*Saved entries*:

________

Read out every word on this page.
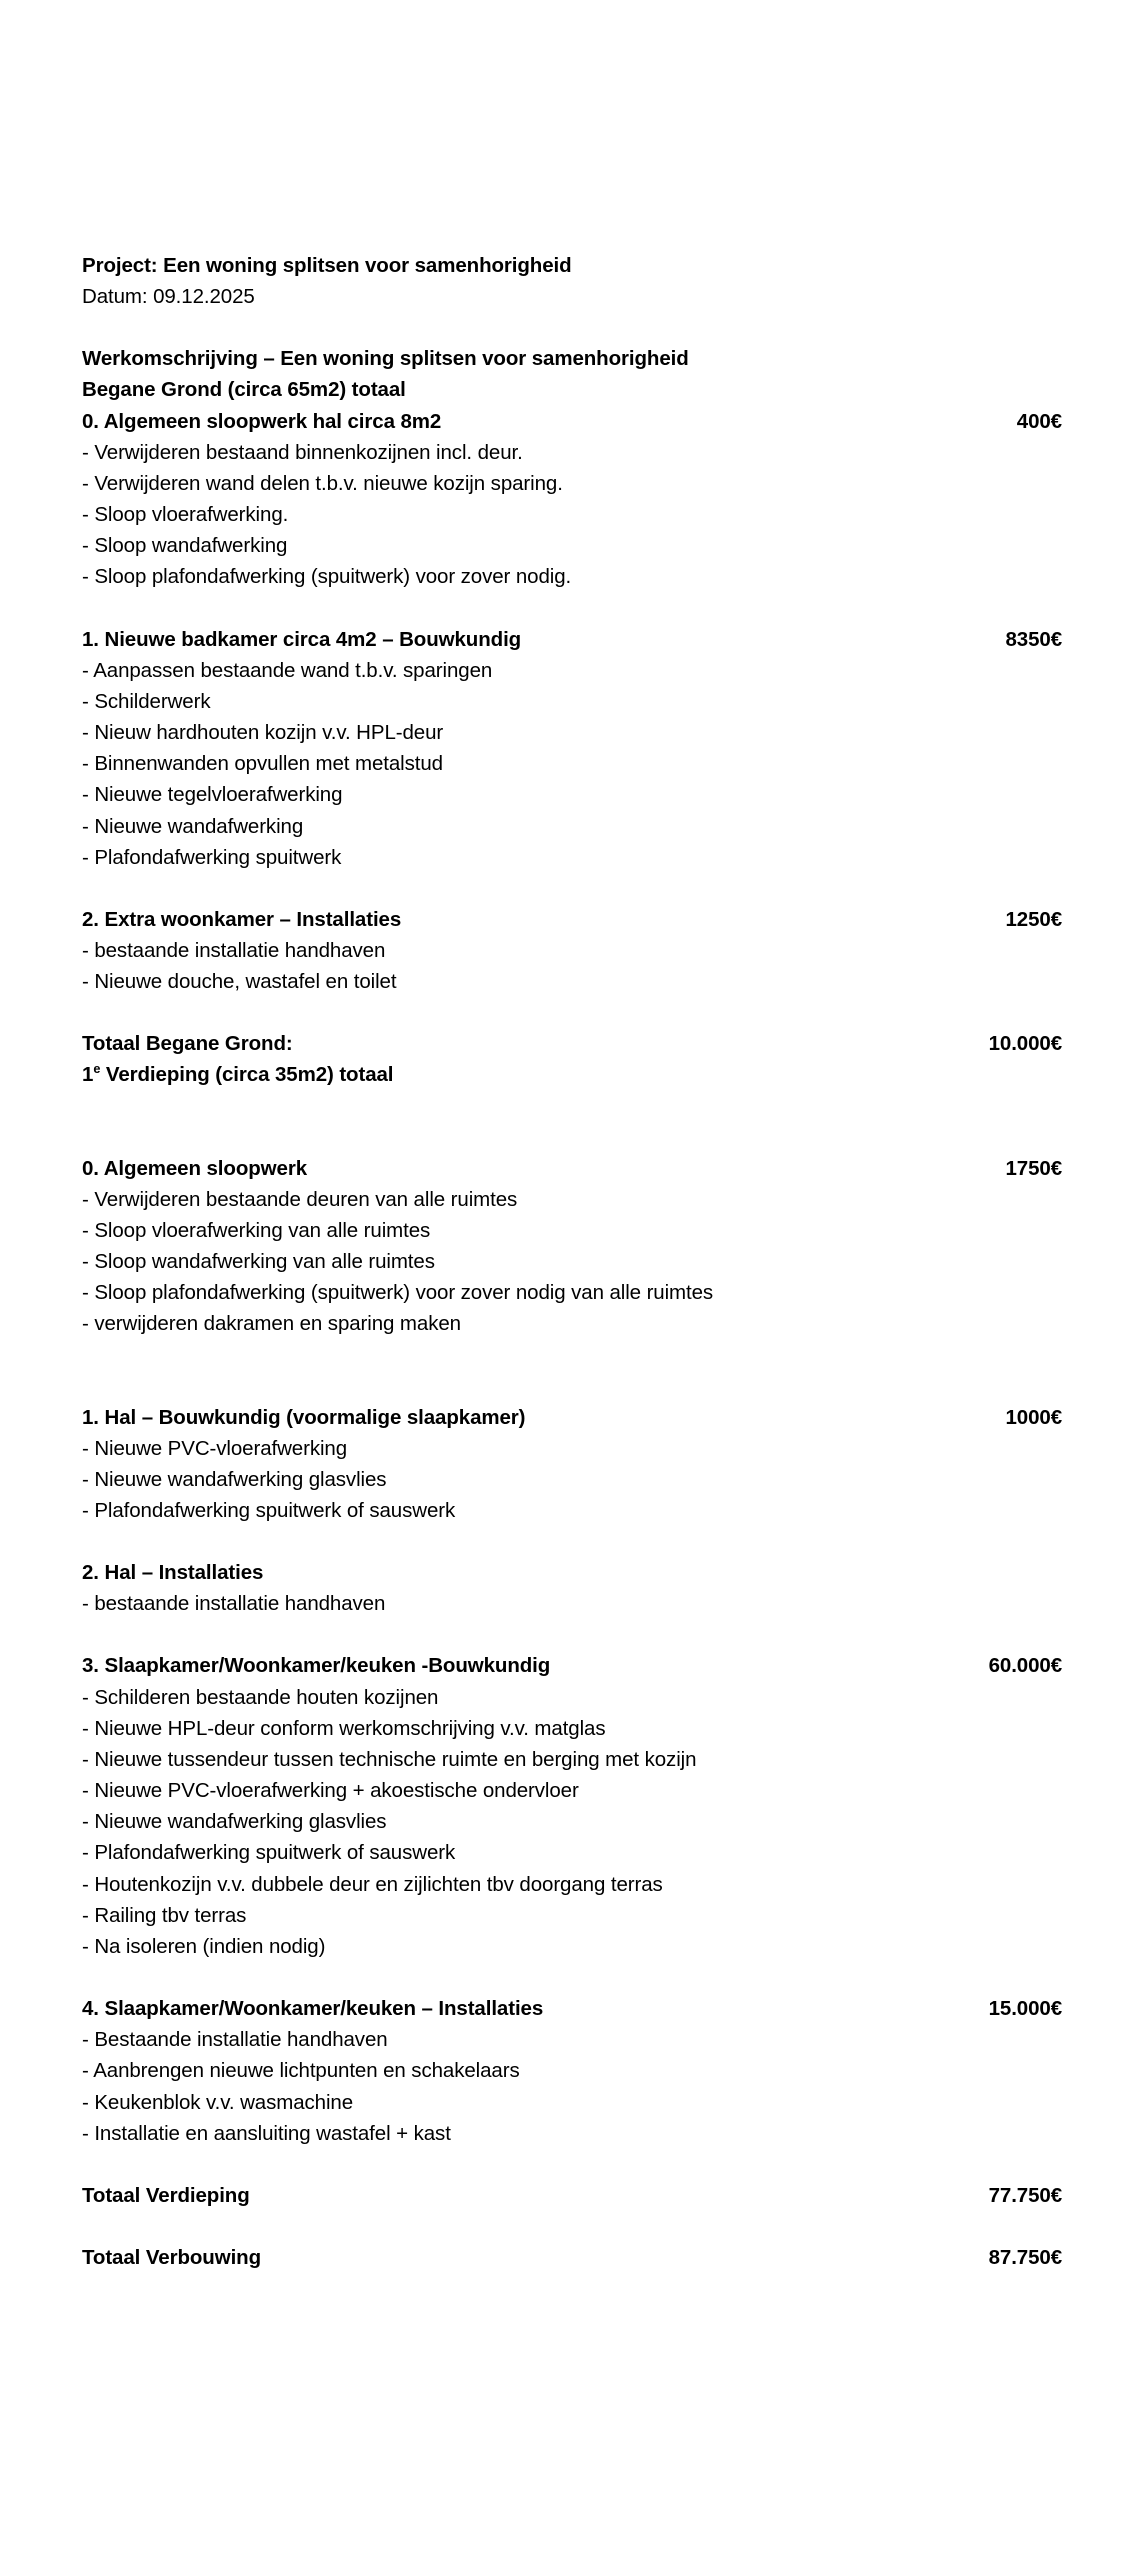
Project: Een woning splitsen voor samenhorigheid
Datum: 09.12.2025
Werkomschrijving – Een woning splitsen voor samenhorigheid
Begane Grond (circa 65m2) totaal
0. Algemeen sloopwerk hal circa 8m2	400€
- Verwijderen bestaand binnenkozijnen incl. deur.
- Verwijderen wand delen t.b.v. nieuwe kozijn sparing.
- Sloop vloerafwerking.
- Sloop wandafwerking
- Sloop plafondafwerking (spuitwerk) voor zover nodig.
1. Nieuwe badkamer circa 4m2 – Bouwkundig	8350€
- Aanpassen bestaande wand t.b.v. sparingen
- Schilderwerk
- Nieuw hardhouten kozijn v.v. HPL-deur
- Binnenwanden opvullen met metalstud
- Nieuwe tegelvloerafwerking
- Nieuwe wandafwerking
- Plafondafwerking spuitwerk
2. Extra woonkamer – Installaties	1250€
- bestaande installatie handhaven
- Nieuwe douche, wastafel en toilet
Totaal Begane Grond:	10.000€
1e Verdieping (circa 35m2) totaal
0. Algemeen sloopwerk	1750€
- Verwijderen bestaande deuren van alle ruimtes
- Sloop vloerafwerking van alle ruimtes
- Sloop wandafwerking van alle ruimtes
- Sloop plafondafwerking (spuitwerk) voor zover nodig van alle ruimtes
- verwijderen dakramen en sparing maken
1. Hal – Bouwkundig (voormalige slaapkamer)	1000€
- Nieuwe PVC-vloerafwerking
- Nieuwe wandafwerking glasvlies
- Plafondafwerking spuitwerk of sauswerk
2. Hal – Installaties
- bestaande installatie handhaven
3. Slaapkamer/Woonkamer/keuken -Bouwkundig	60.000€
- Schilderen bestaande houten kozijnen
- Nieuwe HPL-deur conform werkomschrijving v.v. matglas
- Nieuwe tussendeur tussen technische ruimte en berging met kozijn
- Nieuwe PVC-vloerafwerking + akoestische ondervloer
- Nieuwe wandafwerking glasvlies
- Plafondafwerking spuitwerk of sauswerk
- Houtenkozijn v.v. dubbele deur en zijlichten tbv doorgang terras
- Railing tbv terras
- Na isoleren (indien nodig)
4. Slaapkamer/Woonkamer/keuken – Installaties	15.000€
- Bestaande installatie handhaven
- Aanbrengen nieuwe lichtpunten en schakelaars
- Keukenblok v.v. wasmachine
- Installatie en aansluiting wastafel + kast
Totaal Verdieping	77.750€
Totaal Verbouwing	87.750€
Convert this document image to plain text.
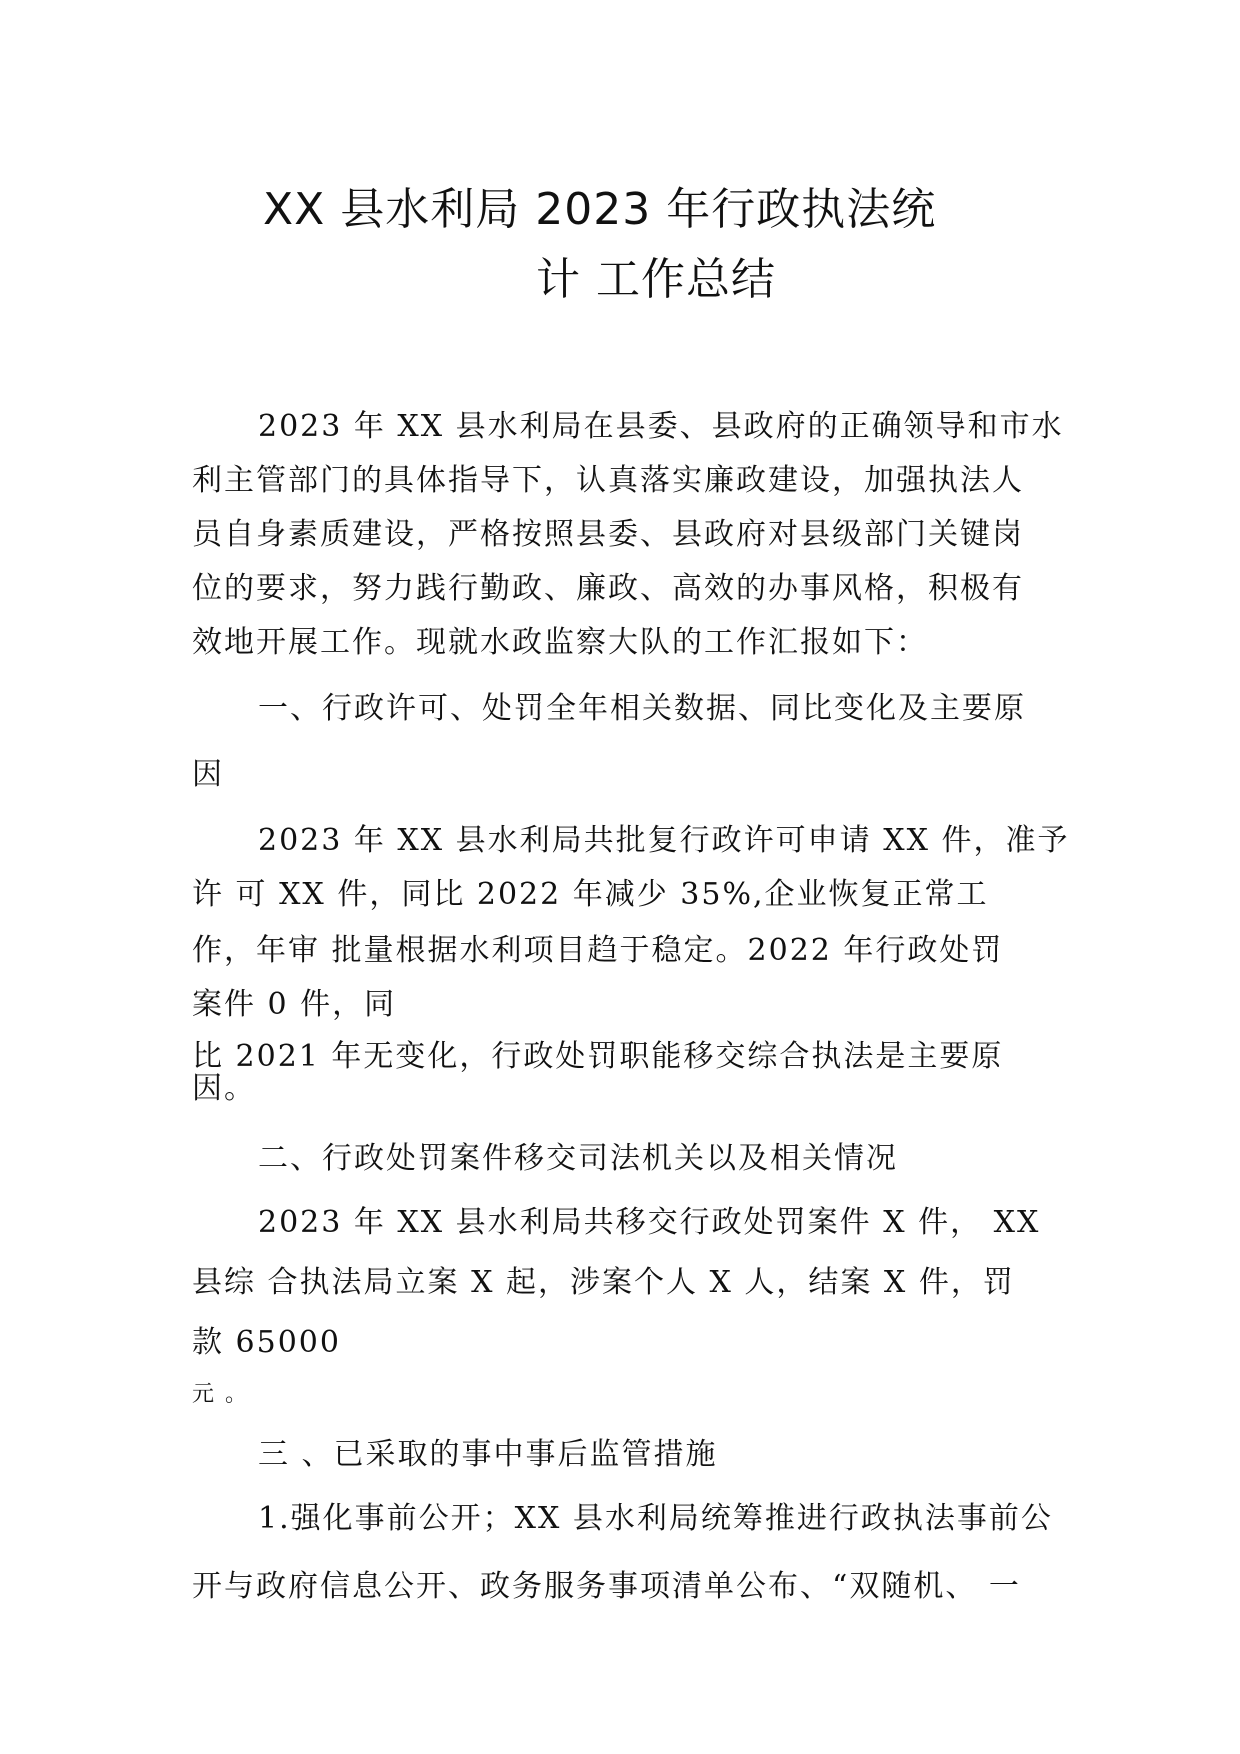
XX 县水利局 2023 年行政执法统
计 工作总结
2023 年 XX 县水利局在县委、县政府的正确领导和市水
利主管部门的具体指导下，认真落实廉政建设，加强执法人
员自身素质建设，严格按照县委、县政府对县级部门关键岗
位的要求，努力践行勤政、廉政、高效的办事风格，积极有
效地开展工作。现就水政监察大队的工作汇报如下：
一、行政许可、处罚全年相关数据、同比变化及主要原
因
2023 年 XX 县水利局共批复行政许可申请 XX 件，准予
许 可 XX 件，同比 2022 年减少 35%,企业恢复正常工
作，年审 批量根据水利项目趋于稳定。2022 年行政处罚
案件 0 件，同
比 2021 年无变化，行政处罚职能移交综合执法是主要原
因。
二、行政处罚案件移交司法机关以及相关情况
2023 年 XX 县水利局共移交行政处罚案件 X 件， XX
县综 合执法局立案 X 起，涉案个人 X 人，结案 X 件，罚
款 65000
元 。
三 、已采取的事中事后监管措施
1.强化事前公开；XX 县水利局统筹推进行政执法事前公
开与政府信息公开、政务服务事项清单公布、“双随机、 一
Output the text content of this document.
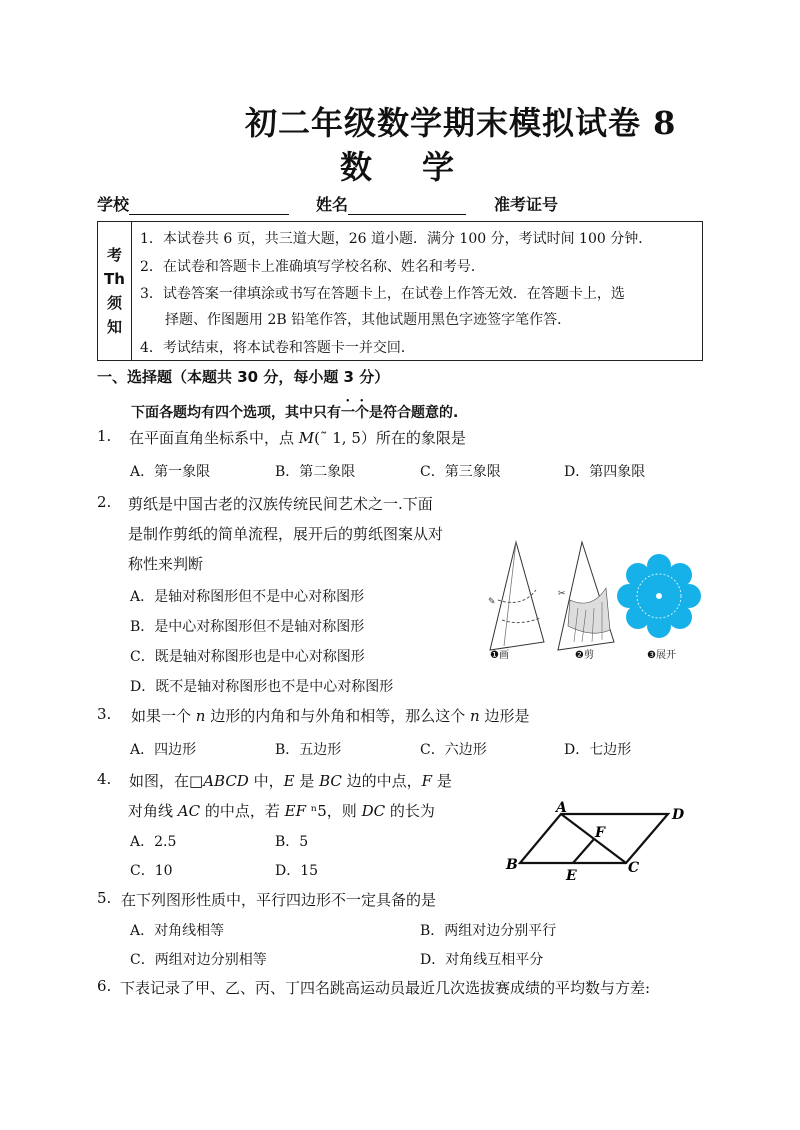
初二年级数学期末模拟试卷 8
数 学
学校	姓名	准考证号
考
Th
须
知
1．本试卷共 6 页，共三道大题，26 道小题．满分 100 分，考试时间 100 分钟．
2．在试卷和答题卡上准确填写学校名称、姓名和考号．
3．试卷答案一律填涂或书写在答题卡上，在试卷上作答无效．在答题卡上，选
择题、作图题用 2B 铅笔作答，其他试题用黑色字迹签字笔作答．
4．考试结束，将本试卷和答题卡一并交回．
一、选择题（本题共 30 分，每小题 3 分）
下面各题均有四个选项，其中只有一个是符合题意的.
1. 在平面直角坐标系中，点 M(˜ 1, 5）所在的象限是
A．第一象限	B．第二象限	C．第三象限	D．第四象限
2. 剪纸是中国古老的汉族传统民间艺术之一.下面
是制作剪纸的简单流程，展开后的剪纸图案从对
称性来判断
A．是轴对称图形但不是中心对称图形
B．是中心对称图形但不是轴对称图形
C．既是轴对称图形也是中心对称图形
D．既不是轴对称图形也不是中心对称图形
✎
✂
❶画	❷剪	❸展开
3. 如果一个 n 边形的内角和与外角和相等，那么这个 n 边形是
A．四边形	B．五边形	C．六边形	D．七边形
4. 如图，在□ABCD 中，E 是 BC 边的中点，F 是
对角线 AC 的中点，若 EF ⁿ5，则 DC 的长为
A．2.5	B．5
C．10	D．15
A	D
F
B
E	C
5. 在下列图形性质中，平行四边形不一定具备的是
A．对角线相等	B．两组对边分别平行
C．两组对边分别相等	D．对角线互相平分
6. 下表记录了甲、乙、丙、丁四名跳高运动员最近几次选拔赛成绩的平均数与方差:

________

*Instructions for the task*: Locate the word "wastafel" in the records above, and return each line that has it.

*Solution below*:
- Nieuwe douche, wastafel en toilet
- Installatie en aansluiting wastafel + kast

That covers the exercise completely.